* [TASK REQUIREMENTS]:
Rewrite the material below, changing every "candle-body" to "candlestick body" and keeping everything else the same. Leave the pictures out of your version.

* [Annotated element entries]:

╭──

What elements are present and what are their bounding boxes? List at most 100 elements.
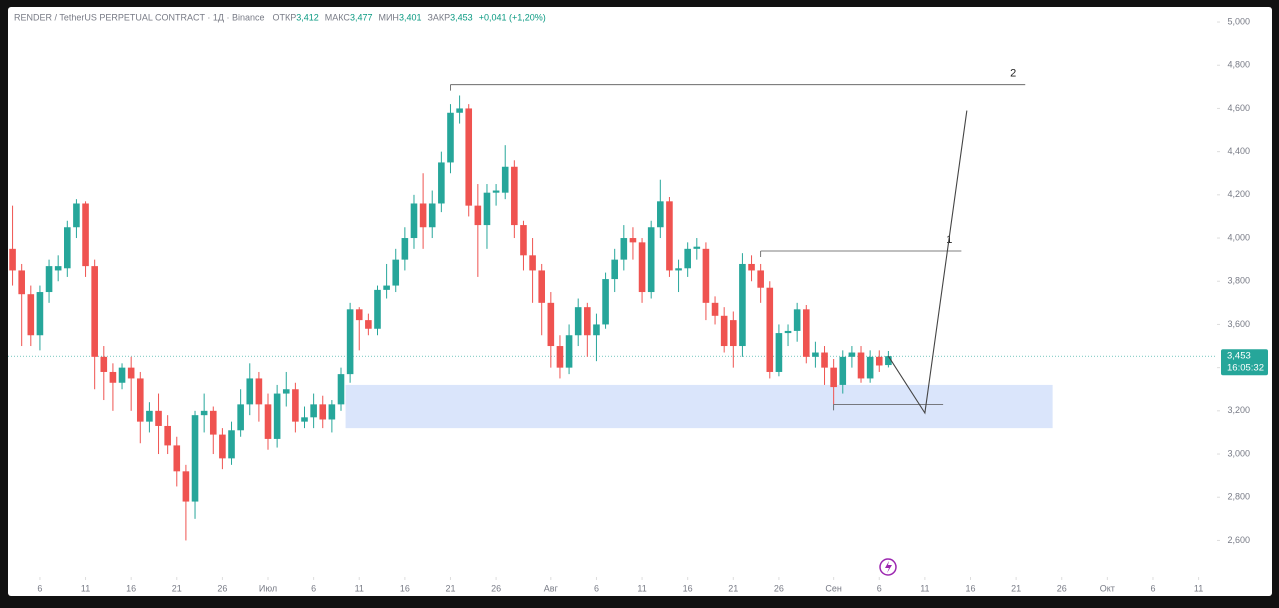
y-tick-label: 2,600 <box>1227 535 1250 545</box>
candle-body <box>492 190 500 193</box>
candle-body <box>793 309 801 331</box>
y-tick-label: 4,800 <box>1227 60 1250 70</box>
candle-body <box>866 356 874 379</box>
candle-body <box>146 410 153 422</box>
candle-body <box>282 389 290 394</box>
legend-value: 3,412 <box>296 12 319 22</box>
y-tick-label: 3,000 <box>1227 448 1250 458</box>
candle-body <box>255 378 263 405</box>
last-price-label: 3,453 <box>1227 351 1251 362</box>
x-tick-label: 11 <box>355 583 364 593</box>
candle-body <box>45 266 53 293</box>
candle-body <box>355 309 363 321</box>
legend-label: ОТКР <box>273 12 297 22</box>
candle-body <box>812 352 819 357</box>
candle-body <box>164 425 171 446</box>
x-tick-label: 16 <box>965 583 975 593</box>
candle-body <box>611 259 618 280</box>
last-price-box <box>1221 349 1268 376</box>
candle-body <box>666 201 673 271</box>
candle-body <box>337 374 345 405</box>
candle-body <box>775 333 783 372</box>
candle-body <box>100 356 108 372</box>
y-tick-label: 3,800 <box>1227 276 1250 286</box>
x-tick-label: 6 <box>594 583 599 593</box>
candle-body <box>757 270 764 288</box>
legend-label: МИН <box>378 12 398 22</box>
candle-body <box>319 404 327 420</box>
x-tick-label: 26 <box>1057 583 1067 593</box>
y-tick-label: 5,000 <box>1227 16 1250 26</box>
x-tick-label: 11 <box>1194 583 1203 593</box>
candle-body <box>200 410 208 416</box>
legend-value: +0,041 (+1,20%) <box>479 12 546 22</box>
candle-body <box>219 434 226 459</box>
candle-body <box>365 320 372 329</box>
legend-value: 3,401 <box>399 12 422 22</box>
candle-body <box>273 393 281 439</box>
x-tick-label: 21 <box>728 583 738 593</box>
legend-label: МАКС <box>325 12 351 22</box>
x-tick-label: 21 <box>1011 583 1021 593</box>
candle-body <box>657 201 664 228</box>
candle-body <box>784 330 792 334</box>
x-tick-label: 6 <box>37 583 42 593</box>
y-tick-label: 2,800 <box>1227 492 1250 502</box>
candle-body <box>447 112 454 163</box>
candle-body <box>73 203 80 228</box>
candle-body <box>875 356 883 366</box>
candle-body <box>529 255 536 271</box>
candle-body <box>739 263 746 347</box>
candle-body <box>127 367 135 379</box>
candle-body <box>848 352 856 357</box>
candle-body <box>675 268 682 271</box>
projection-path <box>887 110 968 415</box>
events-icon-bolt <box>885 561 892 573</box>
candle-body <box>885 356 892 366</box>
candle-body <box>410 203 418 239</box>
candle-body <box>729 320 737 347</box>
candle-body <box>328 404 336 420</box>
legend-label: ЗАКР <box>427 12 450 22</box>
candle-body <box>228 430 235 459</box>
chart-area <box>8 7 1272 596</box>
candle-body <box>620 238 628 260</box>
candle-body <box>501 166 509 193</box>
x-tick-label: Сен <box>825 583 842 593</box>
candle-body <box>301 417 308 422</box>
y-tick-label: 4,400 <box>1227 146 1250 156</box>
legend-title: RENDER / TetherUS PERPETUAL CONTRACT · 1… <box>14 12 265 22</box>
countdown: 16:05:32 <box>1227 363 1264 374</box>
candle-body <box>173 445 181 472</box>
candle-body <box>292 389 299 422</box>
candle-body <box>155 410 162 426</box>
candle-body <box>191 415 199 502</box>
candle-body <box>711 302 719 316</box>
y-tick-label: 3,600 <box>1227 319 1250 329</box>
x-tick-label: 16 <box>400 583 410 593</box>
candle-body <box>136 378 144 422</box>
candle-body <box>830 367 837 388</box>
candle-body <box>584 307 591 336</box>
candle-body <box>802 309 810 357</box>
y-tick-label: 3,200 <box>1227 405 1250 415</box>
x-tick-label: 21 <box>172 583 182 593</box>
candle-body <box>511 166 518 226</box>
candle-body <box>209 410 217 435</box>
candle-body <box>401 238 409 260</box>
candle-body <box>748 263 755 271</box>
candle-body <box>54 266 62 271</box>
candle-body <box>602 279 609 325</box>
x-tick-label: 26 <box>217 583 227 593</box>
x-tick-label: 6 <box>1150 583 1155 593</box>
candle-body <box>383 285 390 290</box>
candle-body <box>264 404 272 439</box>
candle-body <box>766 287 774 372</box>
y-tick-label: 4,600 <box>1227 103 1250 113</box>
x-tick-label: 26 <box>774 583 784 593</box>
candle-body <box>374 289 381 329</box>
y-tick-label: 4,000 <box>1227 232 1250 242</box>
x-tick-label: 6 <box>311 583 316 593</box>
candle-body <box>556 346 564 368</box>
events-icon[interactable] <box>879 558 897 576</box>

╰──

* [FINAL RESULT]:
What elements are present and what are their bounding boxes? List at most 100 elements.
y-tick-label: 2,600 <box>1227 535 1250 545</box>
candlestick body <box>492 190 500 193</box>
candlestick body <box>793 309 801 331</box>
y-tick-label: 4,800 <box>1227 60 1250 70</box>
candlestick body <box>866 356 874 379</box>
candlestick body <box>146 410 153 422</box>
candlestick body <box>282 389 290 394</box>
legend-value: 3,412 <box>296 12 319 22</box>
y-tick-label: 3,000 <box>1227 448 1250 458</box>
candlestick body <box>255 378 263 405</box>
last-price-label: 3,453 <box>1227 351 1251 362</box>
x-tick-label: 11 <box>355 583 364 593</box>
candlestick body <box>45 266 53 293</box>
candlestick body <box>355 309 363 321</box>
legend-label: ОТКР <box>273 12 297 22</box>
candlestick body <box>812 352 819 357</box>
candlestick body <box>164 425 171 446</box>
x-tick-label: 16 <box>965 583 975 593</box>
candlestick body <box>611 259 618 280</box>
last-price-box <box>1221 349 1268 376</box>
candlestick body <box>666 201 673 271</box>
candlestick body <box>337 374 345 405</box>
candlestick body <box>775 333 783 372</box>
candlestick body <box>100 356 108 372</box>
y-tick-label: 3,800 <box>1227 276 1250 286</box>
x-tick-label: 6 <box>594 583 599 593</box>
candlestick body <box>757 270 764 288</box>
legend-label: МИН <box>378 12 398 22</box>
candlestick body <box>319 404 327 420</box>
x-tick-label: 26 <box>1057 583 1067 593</box>
y-tick-label: 5,000 <box>1227 16 1250 26</box>
x-tick-label: 11 <box>1194 583 1203 593</box>
candlestick body <box>200 410 208 416</box>
legend-value: +0,041 (+1,20%) <box>479 12 546 22</box>
candlestick body <box>219 434 226 459</box>
candlestick body <box>365 320 372 329</box>
legend-value: 3,401 <box>399 12 422 22</box>
candlestick body <box>273 393 281 439</box>
x-tick-label: 21 <box>728 583 738 593</box>
legend-label: МАКС <box>325 12 351 22</box>
x-tick-label: 21 <box>1011 583 1021 593</box>
candlestick body <box>657 201 664 228</box>
candlestick body <box>784 330 792 334</box>
x-tick-label: 6 <box>37 583 42 593</box>
y-tick-label: 2,800 <box>1227 492 1250 502</box>
candlestick body <box>447 112 454 163</box>
candlestick body <box>73 203 80 228</box>
candlestick body <box>875 356 883 366</box>
candlestick body <box>529 255 536 271</box>
candlestick body <box>739 263 746 347</box>
candlestick body <box>127 367 135 379</box>
candlestick body <box>848 352 856 357</box>
candlestick body <box>675 268 682 271</box>
projection-path <box>887 110 968 415</box>
events-icon-bolt <box>885 561 892 573</box>
candlestick body <box>885 356 892 366</box>
candlestick body <box>410 203 418 239</box>
candlestick body <box>729 320 737 347</box>
candlestick body <box>328 404 336 420</box>
legend-label: ЗАКР <box>427 12 450 22</box>
candlestick body <box>228 430 235 459</box>
chart-area <box>8 7 1272 596</box>
candlestick body <box>620 238 628 260</box>
candlestick body <box>501 166 509 193</box>
x-tick-label: Сен <box>825 583 842 593</box>
candlestick body <box>301 417 308 422</box>
y-tick-label: 4,400 <box>1227 146 1250 156</box>
legend-title: RENDER / TetherUS PERPETUAL CONTRACT · 1… <box>14 12 265 22</box>
countdown: 16:05:32 <box>1227 363 1264 374</box>
candlestick body <box>173 445 181 472</box>
candlestick body <box>292 389 299 422</box>
candlestick body <box>155 410 162 426</box>
candlestick body <box>191 415 199 502</box>
candlestick body <box>711 302 719 316</box>
y-tick-label: 3,600 <box>1227 319 1250 329</box>
x-tick-label: 16 <box>400 583 410 593</box>
candlestick body <box>136 378 144 422</box>
candlestick body <box>830 367 837 388</box>
candlestick body <box>584 307 591 336</box>
candlestick body <box>802 309 810 357</box>
y-tick-label: 3,200 <box>1227 405 1250 415</box>
x-tick-label: 21 <box>172 583 182 593</box>
candlestick body <box>511 166 518 226</box>
candlestick body <box>209 410 217 435</box>
candlestick body <box>401 238 409 260</box>
candlestick body <box>748 263 755 271</box>
candlestick body <box>54 266 62 271</box>
candlestick body <box>602 279 609 325</box>
x-tick-label: 26 <box>217 583 227 593</box>
x-tick-label: 6 <box>1150 583 1155 593</box>
candlestick body <box>383 285 390 290</box>
candlestick body <box>264 404 272 439</box>
candlestick body <box>766 287 774 372</box>
y-tick-label: 4,600 <box>1227 103 1250 113</box>
x-tick-label: 26 <box>774 583 784 593</box>
candlestick body <box>374 289 381 329</box>
y-tick-label: 4,000 <box>1227 232 1250 242</box>
x-tick-label: 6 <box>311 583 316 593</box>
candlestick body <box>556 346 564 368</box>
events-icon[interactable] <box>879 558 897 576</box>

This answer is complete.